§ WHAT TO DO
Copy out the lines that begin with the one containing "For every button, label, input, icon, or" and end with the one containing "explorer-toolbar [1296, 46, 1366, 90]", keeping both of those lines, and leave the pictures out.

§ DATASET ROWS
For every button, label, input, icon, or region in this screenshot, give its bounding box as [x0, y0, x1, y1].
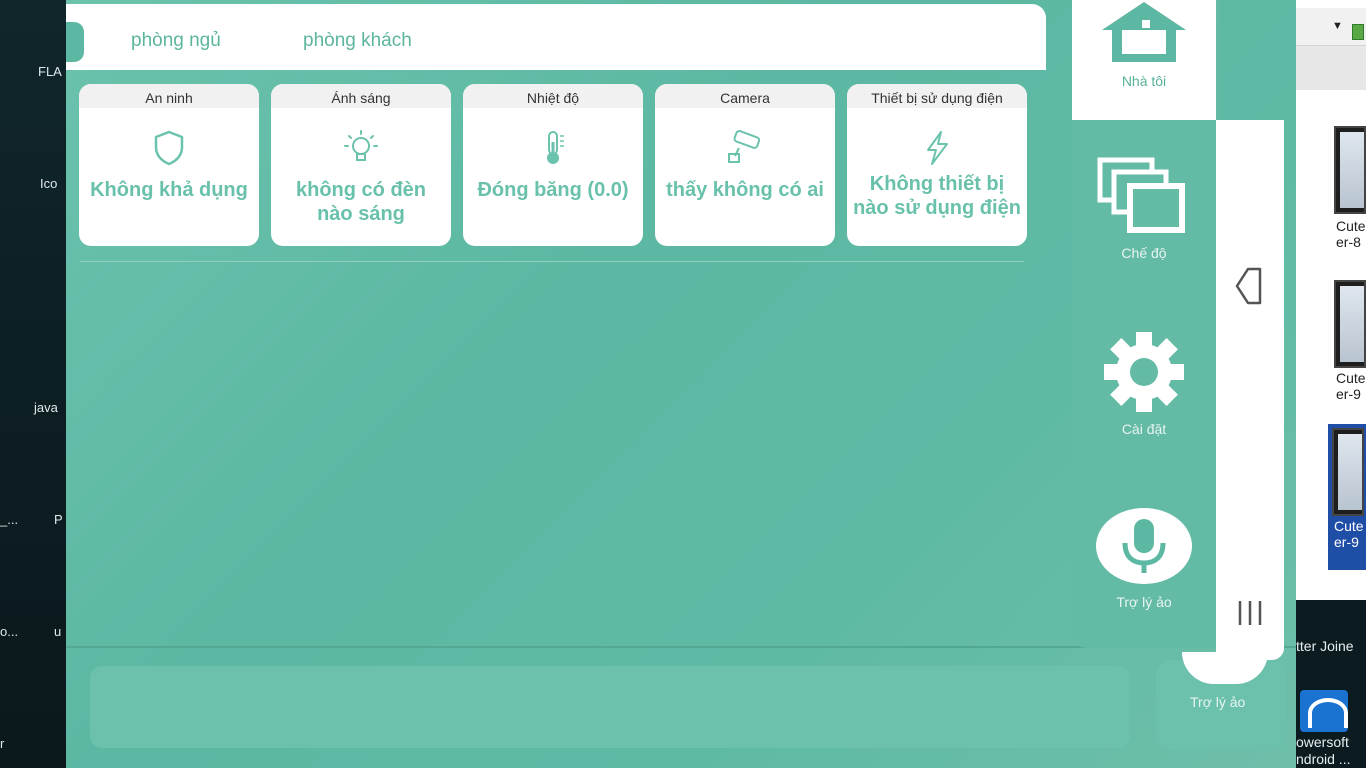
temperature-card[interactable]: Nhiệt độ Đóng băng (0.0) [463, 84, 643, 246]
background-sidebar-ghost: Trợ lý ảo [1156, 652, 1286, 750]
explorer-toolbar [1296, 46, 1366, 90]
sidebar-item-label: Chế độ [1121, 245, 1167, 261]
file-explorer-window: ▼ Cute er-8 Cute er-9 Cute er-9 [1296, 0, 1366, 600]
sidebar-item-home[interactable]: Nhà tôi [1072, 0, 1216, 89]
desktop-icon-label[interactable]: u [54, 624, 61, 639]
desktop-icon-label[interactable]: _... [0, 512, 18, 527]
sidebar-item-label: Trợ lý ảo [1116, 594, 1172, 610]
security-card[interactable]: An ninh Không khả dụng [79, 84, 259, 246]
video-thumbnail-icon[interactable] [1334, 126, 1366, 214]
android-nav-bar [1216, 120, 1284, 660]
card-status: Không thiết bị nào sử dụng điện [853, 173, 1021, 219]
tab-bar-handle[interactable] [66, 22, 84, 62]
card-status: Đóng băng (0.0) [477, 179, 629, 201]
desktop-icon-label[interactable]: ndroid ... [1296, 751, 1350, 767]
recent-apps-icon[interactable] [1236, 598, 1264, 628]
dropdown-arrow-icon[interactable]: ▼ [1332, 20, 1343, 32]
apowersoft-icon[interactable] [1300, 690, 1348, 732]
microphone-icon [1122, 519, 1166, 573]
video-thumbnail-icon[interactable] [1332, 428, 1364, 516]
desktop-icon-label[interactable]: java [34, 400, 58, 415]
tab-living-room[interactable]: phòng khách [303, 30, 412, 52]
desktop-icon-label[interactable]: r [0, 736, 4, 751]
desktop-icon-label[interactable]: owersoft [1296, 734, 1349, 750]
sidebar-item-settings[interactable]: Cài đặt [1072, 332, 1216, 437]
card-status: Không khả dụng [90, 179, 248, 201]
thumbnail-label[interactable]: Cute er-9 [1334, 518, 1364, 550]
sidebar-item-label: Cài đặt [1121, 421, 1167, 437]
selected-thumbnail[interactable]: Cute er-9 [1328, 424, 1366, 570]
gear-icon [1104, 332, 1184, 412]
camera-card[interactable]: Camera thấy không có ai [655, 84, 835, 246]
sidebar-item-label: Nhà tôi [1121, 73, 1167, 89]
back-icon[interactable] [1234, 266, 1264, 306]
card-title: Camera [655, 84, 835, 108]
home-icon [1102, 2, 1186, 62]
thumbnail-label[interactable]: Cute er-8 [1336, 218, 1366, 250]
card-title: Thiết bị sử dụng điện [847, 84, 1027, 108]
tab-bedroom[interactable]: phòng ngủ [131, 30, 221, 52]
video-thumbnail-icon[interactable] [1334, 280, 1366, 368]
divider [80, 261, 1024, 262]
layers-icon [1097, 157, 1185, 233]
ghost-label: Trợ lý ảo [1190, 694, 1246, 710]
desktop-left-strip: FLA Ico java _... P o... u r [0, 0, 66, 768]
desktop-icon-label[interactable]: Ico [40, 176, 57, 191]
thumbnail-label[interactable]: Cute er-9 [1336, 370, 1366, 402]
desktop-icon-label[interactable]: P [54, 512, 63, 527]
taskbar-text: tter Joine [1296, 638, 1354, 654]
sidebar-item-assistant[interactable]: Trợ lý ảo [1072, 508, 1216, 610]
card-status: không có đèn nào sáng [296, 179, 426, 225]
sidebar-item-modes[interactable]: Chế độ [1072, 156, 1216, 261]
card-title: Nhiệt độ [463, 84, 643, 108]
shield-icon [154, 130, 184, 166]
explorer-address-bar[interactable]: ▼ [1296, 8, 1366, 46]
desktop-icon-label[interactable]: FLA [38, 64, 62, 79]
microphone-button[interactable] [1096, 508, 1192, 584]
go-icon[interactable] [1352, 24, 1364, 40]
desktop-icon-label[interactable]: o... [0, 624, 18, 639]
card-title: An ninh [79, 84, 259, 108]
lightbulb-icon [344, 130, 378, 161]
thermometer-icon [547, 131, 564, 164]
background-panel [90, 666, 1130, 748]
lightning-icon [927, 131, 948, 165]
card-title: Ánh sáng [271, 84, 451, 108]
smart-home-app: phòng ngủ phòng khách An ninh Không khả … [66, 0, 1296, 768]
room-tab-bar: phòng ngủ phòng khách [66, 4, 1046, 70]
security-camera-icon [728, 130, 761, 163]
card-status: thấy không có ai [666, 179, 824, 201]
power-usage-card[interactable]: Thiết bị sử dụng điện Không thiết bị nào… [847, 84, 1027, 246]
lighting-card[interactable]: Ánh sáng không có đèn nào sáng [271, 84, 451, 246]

...

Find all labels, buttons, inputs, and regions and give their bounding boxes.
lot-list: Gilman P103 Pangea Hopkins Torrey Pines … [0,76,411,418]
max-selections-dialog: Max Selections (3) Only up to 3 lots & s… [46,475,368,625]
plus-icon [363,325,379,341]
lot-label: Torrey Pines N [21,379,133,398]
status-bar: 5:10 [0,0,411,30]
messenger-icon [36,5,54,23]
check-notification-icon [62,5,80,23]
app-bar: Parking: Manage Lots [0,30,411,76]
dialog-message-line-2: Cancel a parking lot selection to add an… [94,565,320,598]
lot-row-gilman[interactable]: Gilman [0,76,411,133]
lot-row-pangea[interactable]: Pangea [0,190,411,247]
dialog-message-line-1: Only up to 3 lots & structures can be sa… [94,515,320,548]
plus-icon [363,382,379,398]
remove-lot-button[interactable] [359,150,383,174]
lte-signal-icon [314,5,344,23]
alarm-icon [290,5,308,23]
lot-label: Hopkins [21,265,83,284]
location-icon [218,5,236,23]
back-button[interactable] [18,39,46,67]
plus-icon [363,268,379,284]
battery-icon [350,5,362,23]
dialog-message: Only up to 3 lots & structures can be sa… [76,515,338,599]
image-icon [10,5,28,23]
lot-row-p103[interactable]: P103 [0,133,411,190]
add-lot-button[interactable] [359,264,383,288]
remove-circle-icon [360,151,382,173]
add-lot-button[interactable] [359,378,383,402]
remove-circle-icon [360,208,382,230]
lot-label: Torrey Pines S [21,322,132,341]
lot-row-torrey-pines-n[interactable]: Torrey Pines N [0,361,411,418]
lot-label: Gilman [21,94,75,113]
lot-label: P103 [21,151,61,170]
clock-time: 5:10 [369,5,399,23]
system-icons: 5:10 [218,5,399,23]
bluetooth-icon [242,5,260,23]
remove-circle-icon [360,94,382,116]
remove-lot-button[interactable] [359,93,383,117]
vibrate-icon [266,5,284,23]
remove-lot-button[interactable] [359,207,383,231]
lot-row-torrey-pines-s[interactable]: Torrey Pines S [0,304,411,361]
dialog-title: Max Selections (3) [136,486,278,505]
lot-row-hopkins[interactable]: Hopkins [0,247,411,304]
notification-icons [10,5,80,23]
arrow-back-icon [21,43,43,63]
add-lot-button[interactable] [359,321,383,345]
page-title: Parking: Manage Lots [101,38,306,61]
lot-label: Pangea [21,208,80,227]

* * *

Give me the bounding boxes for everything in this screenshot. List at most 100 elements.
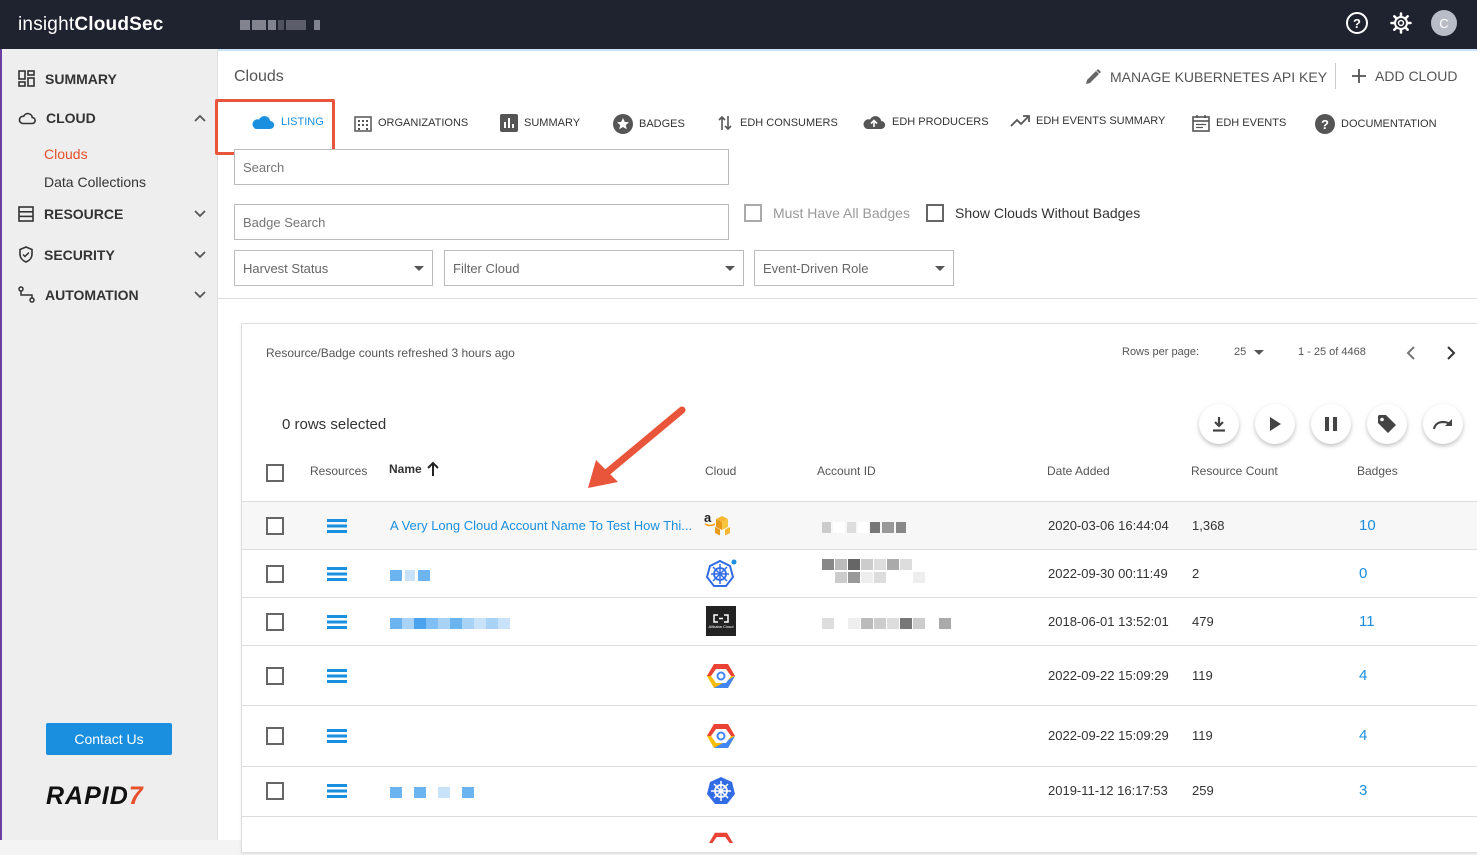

§ FULL OUTPUT
For every button, label, input, icon, or region in this screenshot, give its bounding box as [x0, y0, x1, y1].
temperature-card[interactable]: Nhiệt độ Đóng băng (0.0) [463, 84, 643, 246]
background-sidebar-ghost: Trợ lý ảo [1156, 652, 1286, 750]
explorer-toolbar [1296, 46, 1366, 90]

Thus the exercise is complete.